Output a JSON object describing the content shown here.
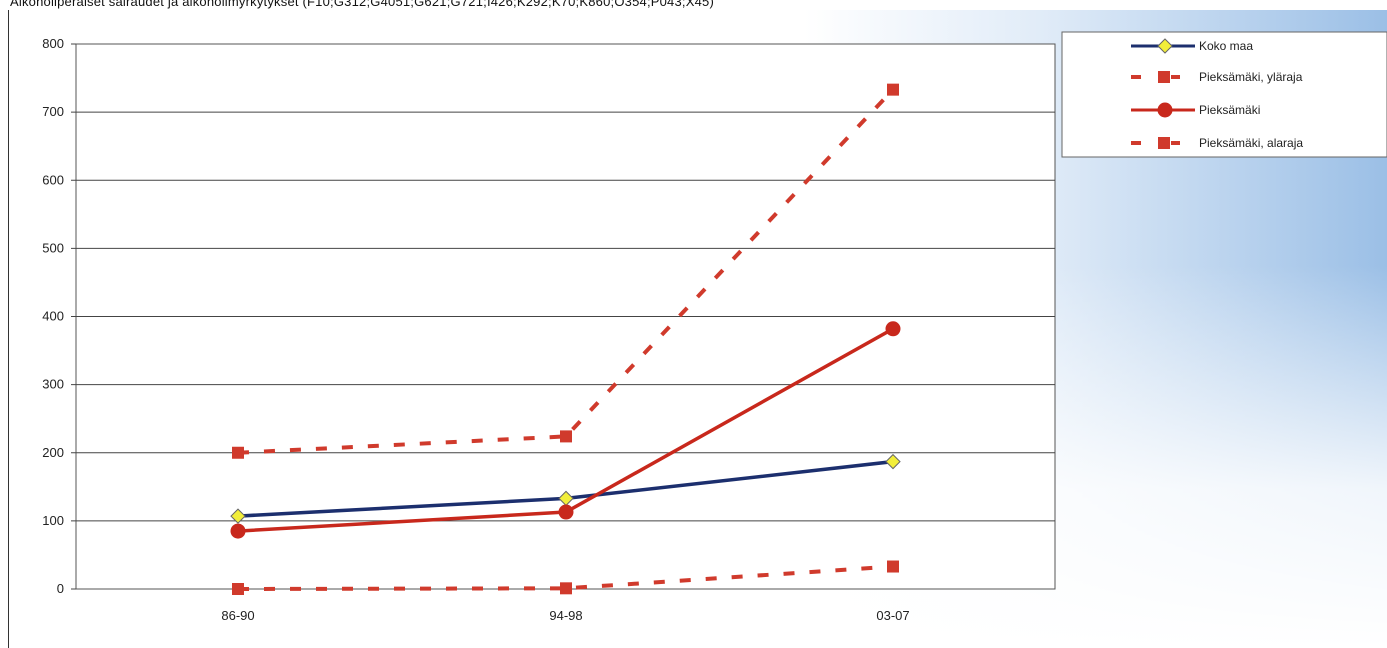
{
  "title": "Alkoholiperäiset sairaudet ja alkoholimyrkytykset (F10;G312;G4051;G621;G721;I426;K292;K70;K860;O354;P043;X45)",
  "chart_data": {
    "type": "line",
    "categories": [
      "86-90",
      "94-98",
      "03-07"
    ],
    "ylim": [
      0,
      800
    ],
    "yticks": [
      0,
      100,
      200,
      300,
      400,
      500,
      600,
      700,
      800
    ],
    "ytick_labels": [
      "0",
      "100",
      "200",
      "300",
      "400",
      "500",
      "600",
      "700",
      "800"
    ],
    "grid": true,
    "legend_position": "top-right",
    "series": [
      {
        "name": "Koko maa",
        "values": [
          107,
          133,
          187
        ],
        "color": "#1c2f6e",
        "marker": "diamond",
        "marker_color": "#f2ee3a",
        "dashed": false
      },
      {
        "name": "Pieksämäki, yläraja",
        "values": [
          200,
          224,
          733
        ],
        "color": "#d03a2c",
        "marker": "square",
        "marker_color": "#d03a2c",
        "dashed": true
      },
      {
        "name": "Pieksämäki",
        "values": [
          85,
          113,
          382
        ],
        "color": "#c8281c",
        "marker": "circle",
        "marker_color": "#c8281c",
        "dashed": false
      },
      {
        "name": "Pieksämäki, alaraja",
        "values": [
          0,
          1,
          33
        ],
        "color": "#d03a2c",
        "marker": "square",
        "marker_color": "#d03a2c",
        "dashed": true
      }
    ]
  }
}
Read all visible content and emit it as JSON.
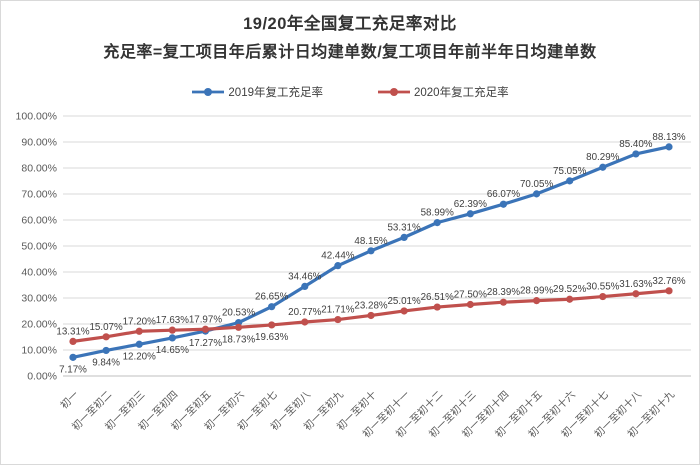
{
  "title": "19/20年全国复工充足率对比",
  "subtitle": "充足率=复工项目年后累计日均建单数/复工项目年前半年日均建单数",
  "legend": [
    {
      "label": "2019年复工充足率",
      "color": "#3B74B8"
    },
    {
      "label": "2020年复工充足率",
      "color": "#C0504D"
    }
  ],
  "colors": {
    "background": "#FFFFFF",
    "border": "#D9D9D9",
    "grid": "#D9D9D9",
    "axis": "#BFBFBF",
    "axis_text": "#595959",
    "data_label_text": "#404040",
    "title_text": "#333333",
    "series_2019": "#3B74B8",
    "series_2020": "#C0504D"
  },
  "chart_data": {
    "type": "line",
    "title": "19/20年全国复工充足率对比",
    "subtitle": "充足率=复工项目年后累计日均建单数/复工项目年前半年日均建单数",
    "xlabel": "",
    "ylabel": "",
    "ylim": [
      0,
      100
    ],
    "grid": true,
    "legend_position": "top",
    "data_labels": true,
    "label_format": "0.00%",
    "yticks": [
      "100.00%",
      "90.00%",
      "80.00%",
      "70.00%",
      "60.00%",
      "50.00%",
      "40.00%",
      "30.00%",
      "20.00%",
      "10.00%",
      "0.00%"
    ],
    "categories": [
      "初一",
      "初一至初二",
      "初一至初三",
      "初一至初四",
      "初一至初五",
      "初一至初六",
      "初一至初七",
      "初一至初八",
      "初一至初九",
      "初一至初十",
      "初一至初十一",
      "初一至初十二",
      "初一至初十三",
      "初一至初十四",
      "初一至初十五",
      "初一至初十六",
      "初一至初十七",
      "初一至初十八",
      "初一至初十九"
    ],
    "series": [
      {
        "name": "2019年复工充足率",
        "color": "#3B74B8",
        "values": [
          7.17,
          9.84,
          12.2,
          14.65,
          17.27,
          20.53,
          26.65,
          34.46,
          42.44,
          48.15,
          53.31,
          58.99,
          62.39,
          66.07,
          70.05,
          75.05,
          80.29,
          85.4,
          88.13
        ],
        "label_position": [
          "below",
          "below",
          "below",
          "below",
          "below",
          "above",
          "above",
          "above",
          "above",
          "above",
          "above",
          "above",
          "above",
          "above",
          "above",
          "above",
          "above",
          "above",
          "above"
        ]
      },
      {
        "name": "2020年复工充足率",
        "color": "#C0504D",
        "values": [
          13.31,
          15.07,
          17.2,
          17.63,
          17.97,
          18.73,
          19.63,
          20.77,
          21.71,
          23.28,
          25.01,
          26.51,
          27.5,
          28.39,
          28.99,
          29.52,
          30.55,
          31.63,
          32.76
        ],
        "label_position": [
          "above",
          "above",
          "above",
          "above",
          "above",
          "below",
          "below",
          "above",
          "above",
          "above",
          "above",
          "above",
          "above",
          "above",
          "above",
          "above",
          "above",
          "above",
          "above"
        ]
      }
    ]
  }
}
++++
Show each line of the listing that holds the string "subtitle".

  "subtitle": "充足率=复工项目年后累计日均建单数/复工项目年前半年日均建单数",
    "subtitle": "充足率=复工项目年后累计日均建单数/复工项目年前半年日均建单数",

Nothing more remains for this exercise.